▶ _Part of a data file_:
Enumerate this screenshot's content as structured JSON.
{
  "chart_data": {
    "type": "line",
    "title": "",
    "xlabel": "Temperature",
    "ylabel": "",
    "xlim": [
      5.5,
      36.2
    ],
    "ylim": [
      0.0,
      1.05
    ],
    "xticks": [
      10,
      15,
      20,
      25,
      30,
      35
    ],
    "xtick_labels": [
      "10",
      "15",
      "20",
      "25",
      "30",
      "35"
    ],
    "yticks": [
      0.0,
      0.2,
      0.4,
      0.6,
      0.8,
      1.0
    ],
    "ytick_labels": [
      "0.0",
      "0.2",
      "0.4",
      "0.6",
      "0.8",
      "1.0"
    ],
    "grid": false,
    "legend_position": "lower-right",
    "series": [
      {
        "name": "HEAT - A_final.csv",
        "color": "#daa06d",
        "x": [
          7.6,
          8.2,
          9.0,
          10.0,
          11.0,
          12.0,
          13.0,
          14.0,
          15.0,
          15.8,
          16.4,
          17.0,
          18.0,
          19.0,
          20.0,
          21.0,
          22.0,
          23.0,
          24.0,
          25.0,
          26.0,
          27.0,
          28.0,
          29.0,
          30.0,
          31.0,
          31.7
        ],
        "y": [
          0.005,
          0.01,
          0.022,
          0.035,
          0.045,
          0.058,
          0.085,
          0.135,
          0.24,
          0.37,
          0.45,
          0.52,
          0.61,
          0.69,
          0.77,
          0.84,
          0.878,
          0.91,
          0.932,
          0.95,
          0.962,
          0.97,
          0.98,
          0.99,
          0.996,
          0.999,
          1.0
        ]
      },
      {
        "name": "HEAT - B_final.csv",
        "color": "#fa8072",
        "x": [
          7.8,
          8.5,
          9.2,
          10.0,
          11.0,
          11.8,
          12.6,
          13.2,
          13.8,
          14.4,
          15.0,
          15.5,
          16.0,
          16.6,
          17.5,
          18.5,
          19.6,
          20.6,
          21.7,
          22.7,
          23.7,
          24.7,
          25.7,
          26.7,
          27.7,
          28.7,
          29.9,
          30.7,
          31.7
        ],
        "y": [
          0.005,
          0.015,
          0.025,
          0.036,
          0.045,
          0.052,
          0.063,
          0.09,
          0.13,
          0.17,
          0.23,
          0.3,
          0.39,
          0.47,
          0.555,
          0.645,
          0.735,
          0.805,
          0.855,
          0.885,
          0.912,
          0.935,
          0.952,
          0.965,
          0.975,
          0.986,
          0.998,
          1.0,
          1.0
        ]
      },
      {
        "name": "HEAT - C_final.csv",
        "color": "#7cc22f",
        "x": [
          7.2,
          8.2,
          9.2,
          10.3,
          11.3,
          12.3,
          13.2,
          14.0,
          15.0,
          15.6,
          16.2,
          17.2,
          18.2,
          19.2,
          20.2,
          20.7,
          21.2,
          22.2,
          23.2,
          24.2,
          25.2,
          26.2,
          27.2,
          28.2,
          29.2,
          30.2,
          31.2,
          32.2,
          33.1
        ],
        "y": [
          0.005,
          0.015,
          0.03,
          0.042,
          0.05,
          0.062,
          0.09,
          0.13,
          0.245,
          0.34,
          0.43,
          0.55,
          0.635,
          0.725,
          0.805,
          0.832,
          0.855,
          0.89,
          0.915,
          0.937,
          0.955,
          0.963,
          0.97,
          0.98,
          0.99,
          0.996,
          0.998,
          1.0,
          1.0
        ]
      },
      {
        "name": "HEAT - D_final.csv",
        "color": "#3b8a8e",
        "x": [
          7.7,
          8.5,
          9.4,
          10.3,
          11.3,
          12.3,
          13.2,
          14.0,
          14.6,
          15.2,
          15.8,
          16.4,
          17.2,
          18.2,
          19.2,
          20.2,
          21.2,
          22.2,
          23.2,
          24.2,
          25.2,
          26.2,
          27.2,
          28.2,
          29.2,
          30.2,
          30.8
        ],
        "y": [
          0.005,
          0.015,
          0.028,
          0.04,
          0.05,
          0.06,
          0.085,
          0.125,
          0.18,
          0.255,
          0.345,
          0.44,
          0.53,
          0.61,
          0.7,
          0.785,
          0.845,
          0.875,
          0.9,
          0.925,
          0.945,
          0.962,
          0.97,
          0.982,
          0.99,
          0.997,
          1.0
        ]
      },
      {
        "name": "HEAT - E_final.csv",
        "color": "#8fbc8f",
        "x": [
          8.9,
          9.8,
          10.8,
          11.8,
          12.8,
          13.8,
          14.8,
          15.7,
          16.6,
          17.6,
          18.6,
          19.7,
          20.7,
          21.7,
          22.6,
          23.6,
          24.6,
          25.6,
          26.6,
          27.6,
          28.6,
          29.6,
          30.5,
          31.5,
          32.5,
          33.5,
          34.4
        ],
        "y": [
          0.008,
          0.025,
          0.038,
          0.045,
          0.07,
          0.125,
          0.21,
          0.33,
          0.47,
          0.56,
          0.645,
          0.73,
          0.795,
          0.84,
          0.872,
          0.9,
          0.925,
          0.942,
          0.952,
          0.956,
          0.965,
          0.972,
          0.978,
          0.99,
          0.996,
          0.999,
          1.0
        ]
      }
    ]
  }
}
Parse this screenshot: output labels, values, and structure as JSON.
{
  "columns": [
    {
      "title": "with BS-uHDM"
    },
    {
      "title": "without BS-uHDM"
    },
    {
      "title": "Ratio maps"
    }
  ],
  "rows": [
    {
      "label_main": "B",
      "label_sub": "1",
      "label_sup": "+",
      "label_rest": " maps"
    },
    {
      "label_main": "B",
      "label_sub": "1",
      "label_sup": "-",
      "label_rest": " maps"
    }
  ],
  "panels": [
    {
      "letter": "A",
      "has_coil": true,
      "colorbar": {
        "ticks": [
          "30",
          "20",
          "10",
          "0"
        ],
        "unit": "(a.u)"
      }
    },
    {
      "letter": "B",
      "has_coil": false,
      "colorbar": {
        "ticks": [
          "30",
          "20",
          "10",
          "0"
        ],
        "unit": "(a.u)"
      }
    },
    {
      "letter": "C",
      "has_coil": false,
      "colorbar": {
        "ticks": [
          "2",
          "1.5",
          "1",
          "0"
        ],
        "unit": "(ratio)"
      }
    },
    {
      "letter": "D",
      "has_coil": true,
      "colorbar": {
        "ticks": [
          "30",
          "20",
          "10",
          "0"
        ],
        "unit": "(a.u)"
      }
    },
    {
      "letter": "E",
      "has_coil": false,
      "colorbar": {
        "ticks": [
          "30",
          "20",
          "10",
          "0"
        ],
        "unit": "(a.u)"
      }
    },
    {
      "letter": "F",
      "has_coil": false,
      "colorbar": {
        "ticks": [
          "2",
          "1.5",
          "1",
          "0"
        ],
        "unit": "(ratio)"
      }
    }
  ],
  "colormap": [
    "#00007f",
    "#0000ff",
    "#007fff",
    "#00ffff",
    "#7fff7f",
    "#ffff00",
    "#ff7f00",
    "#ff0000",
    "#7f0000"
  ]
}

▶ _Aim of the exercise_:
Make an exact copy of the listing, including every line.

▶ _Written solution_:
Enumerate this screenshot's content as structured JSON.
{
  "chart_data": {
    "type": "line",
    "title": "",
    "xlabel": "Temperature",
    "ylabel": "",
    "xlim": [
      5.5,
      36.2
    ],
    "ylim": [
      0.0,
      1.05
    ],
    "xticks": [
      10,
      15,
      20,
      25,
      30,
      35
    ],
    "xtick_labels": [
      "10",
      "15",
      "20",
      "25",
      "30",
      "35"
    ],
    "yticks": [
      0.0,
      0.2,
      0.4,
      0.6,
      0.8,
      1.0
    ],
    "ytick_labels": [
      "0.0",
      "0.2",
      "0.4",
      "0.6",
      "0.8",
      "1.0"
    ],
    "grid": false,
    "legend_position": "lower-right",
    "series": [
      {
        "name": "HEAT - A_final.csv",
        "color": "#daa06d",
        "x": [
          7.6,
          8.2,
          9.0,
          10.0,
          11.0,
          12.0,
          13.0,
          14.0,
          15.0,
          15.8,
          16.4,
          17.0,
          18.0,
          19.0,
          20.0,
          21.0,
          22.0,
          23.0,
          24.0,
          25.0,
          26.0,
          27.0,
          28.0,
          29.0,
          30.0,
          31.0,
          31.7
        ],
        "y": [
          0.005,
          0.01,
          0.022,
          0.035,
          0.045,
          0.058,
          0.085,
          0.135,
          0.24,
          0.37,
          0.45,
          0.52,
          0.61,
          0.69,
          0.77,
          0.84,
          0.878,
          0.91,
          0.932,
          0.95,
          0.962,
          0.97,
          0.98,
          0.99,
          0.996,
          0.999,
          1.0
        ]
      },
      {
        "name": "HEAT - B_final.csv",
        "color": "#fa8072",
        "x": [
          7.8,
          8.5,
          9.2,
          10.0,
          11.0,
          11.8,
          12.6,
          13.2,
          13.8,
          14.4,
          15.0,
          15.5,
          16.0,
          16.6,
          17.5,
          18.5,
          19.6,
          20.6,
          21.7,
          22.7,
          23.7,
          24.7,
          25.7,
          26.7,
          27.7,
          28.7,
          29.9,
          30.7,
          31.7
        ],
        "y": [
          0.005,
          0.015,
          0.025,
          0.036,
          0.045,
          0.052,
          0.063,
          0.09,
          0.13,
          0.17,
          0.23,
          0.3,
          0.39,
          0.47,
          0.555,
          0.645,
          0.735,
          0.805,
          0.855,
          0.885,
          0.912,
          0.935,
          0.952,
          0.965,
          0.975,
          0.986,
          0.998,
          1.0,
          1.0
        ]
      },
      {
        "name": "HEAT - C_final.csv",
        "color": "#7cc22f",
        "x": [
          7.2,
          8.2,
          9.2,
          10.3,
          11.3,
          12.3,
          13.2,
          14.0,
          15.0,
          15.6,
          16.2,
          17.2,
          18.2,
          19.2,
          20.2,
          20.7,
          21.2,
          22.2,
          23.2,
          24.2,
          25.2,
          26.2,
          27.2,
          28.2,
          29.2,
          30.2,
          31.2,
          32.2,
          33.1
        ],
        "y": [
          0.005,
          0.015,
          0.03,
          0.042,
          0.05,
          0.062,
          0.09,
          0.13,
          0.245,
          0.34,
          0.43,
          0.55,
          0.635,
          0.725,
          0.805,
          0.832,
          0.855,
          0.89,
          0.915,
          0.937,
          0.955,
          0.963,
          0.97,
          0.98,
          0.99,
          0.996,
          0.998,
          1.0,
          1.0
        ]
      },
      {
        "name": "HEAT - D_final.csv",
        "color": "#3b8a8e",
        "x": [
          7.7,
          8.5,
          9.4,
          10.3,
          11.3,
          12.3,
          13.2,
          14.0,
          14.6,
          15.2,
          15.8,
          16.4,
          17.2,
          18.2,
          19.2,
          20.2,
          21.2,
          22.2,
          23.2,
          24.2,
          25.2,
          26.2,
          27.2,
          28.2,
          29.2,
          30.2,
          30.8
        ],
        "y": [
          0.005,
          0.015,
          0.028,
          0.04,
          0.05,
          0.06,
          0.085,
          0.125,
          0.18,
          0.255,
          0.345,
          0.44,
          0.53,
          0.61,
          0.7,
          0.785,
          0.845,
          0.875,
          0.9,
          0.925,
          0.945,
          0.962,
          0.97,
          0.982,
          0.99,
          0.997,
          1.0
        ]
      },
      {
        "name": "HEAT - E_final.csv",
        "color": "#8fbc8f",
        "x": [
          8.9,
          9.8,
          10.8,
          11.8,
          12.8,
          13.8,
          14.8,
          15.7,
          16.6,
          17.6,
          18.6,
          19.7,
          20.7,
          21.7,
          22.6,
          23.6,
          24.6,
          25.6,
          26.6,
          27.6,
          28.6,
          29.6,
          30.5,
          31.5,
          32.5,
          33.5,
          34.4
        ],
        "y": [
          0.008,
          0.025,
          0.038,
          0.045,
          0.07,
          0.125,
          0.21,
          0.33,
          0.47,
          0.56,
          0.645,
          0.73,
          0.795,
          0.84,
          0.872,
          0.9,
          0.925,
          0.942,
          0.952,
          0.956,
          0.965,
          0.972,
          0.978,
          0.99,
          0.996,
          0.999,
          1.0
        ]
      }
    ]
  }
}
Parse this screenshot: output labels, values, and structure as JSON.
{
  "columns": [
    {
      "title": "with BS-uHDM"
    },
    {
      "title": "without BS-uHDM"
    },
    {
      "title": "Ratio maps"
    }
  ],
  "rows": [
    {
      "label_main": "B",
      "label_sub": "1",
      "label_sup": "+",
      "label_rest": " maps"
    },
    {
      "label_main": "B",
      "label_sub": "1",
      "label_sup": "-",
      "label_rest": " maps"
    }
  ],
  "panels": [
    {
      "letter": "A",
      "has_coil": true,
      "colorbar": {
        "ticks": [
          "30",
          "20",
          "10",
          "0"
        ],
        "unit": "(a.u)"
      }
    },
    {
      "letter": "B",
      "has_coil": false,
      "colorbar": {
        "ticks": [
          "30",
          "20",
          "10",
          "0"
        ],
        "unit": "(a.u)"
      }
    },
    {
      "letter": "C",
      "has_coil": false,
      "colorbar": {
        "ticks": [
          "2",
          "1.5",
          "1",
          "0"
        ],
        "unit": "(ratio)"
      }
    },
    {
      "letter": "D",
      "has_coil": true,
      "colorbar": {
        "ticks": [
          "30",
          "20",
          "10",
          "0"
        ],
        "unit": "(a.u)"
      }
    },
    {
      "letter": "E",
      "has_coil": false,
      "colorbar": {
        "ticks": [
          "30",
          "20",
          "10",
          "0"
        ],
        "unit": "(a.u)"
      }
    },
    {
      "letter": "F",
      "has_coil": false,
      "colorbar": {
        "ticks": [
          "2",
          "1.5",
          "1",
          "0"
        ],
        "unit": "(ratio)"
      }
    }
  ],
  "colormap": [
    "#00007f",
    "#0000ff",
    "#007fff",
    "#00ffff",
    "#7fff7f",
    "#ffff00",
    "#ff7f00",
    "#ff0000",
    "#7f0000"
  ]
}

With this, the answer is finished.